■ PROBLEM ■
Return the records that follow unaltered. Omit every picture.

Some records:
>> START

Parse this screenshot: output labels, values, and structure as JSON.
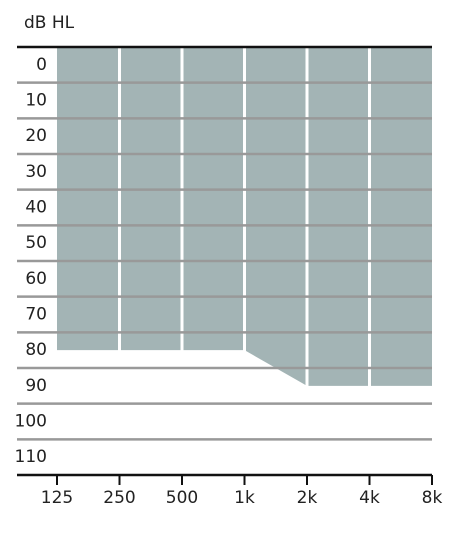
{
  "chart_data": {
    "type": "area",
    "ylabel": "dB HL",
    "categories": [
      "125",
      "250",
      "500",
      "1k",
      "2k",
      "4k",
      "8k"
    ],
    "values": [
      80,
      80,
      80,
      80,
      90,
      90,
      90
    ],
    "color": "#a3b4b5",
    "ylim": [
      -5,
      115
    ],
    "yticks": [
      0,
      10,
      20,
      30,
      40,
      50,
      60,
      70,
      80,
      90,
      100,
      110
    ],
    "y_inverted": true,
    "grid": true
  }
}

>> END

■ EXERCISE SOLUTION ■
Parse this screenshot: output labels, values, and structure as JSON.
{
  "chart_data": {
    "type": "area",
    "ylabel": "dB HL",
    "categories": [
      "125",
      "250",
      "500",
      "1k",
      "2k",
      "4k",
      "8k"
    ],
    "values": [
      80,
      80,
      80,
      80,
      90,
      90,
      90
    ],
    "color": "#a3b4b5",
    "ylim": [
      -5,
      115
    ],
    "yticks": [
      0,
      10,
      20,
      30,
      40,
      50,
      60,
      70,
      80,
      90,
      100,
      110
    ],
    "y_inverted": true,
    "grid": true
  }
}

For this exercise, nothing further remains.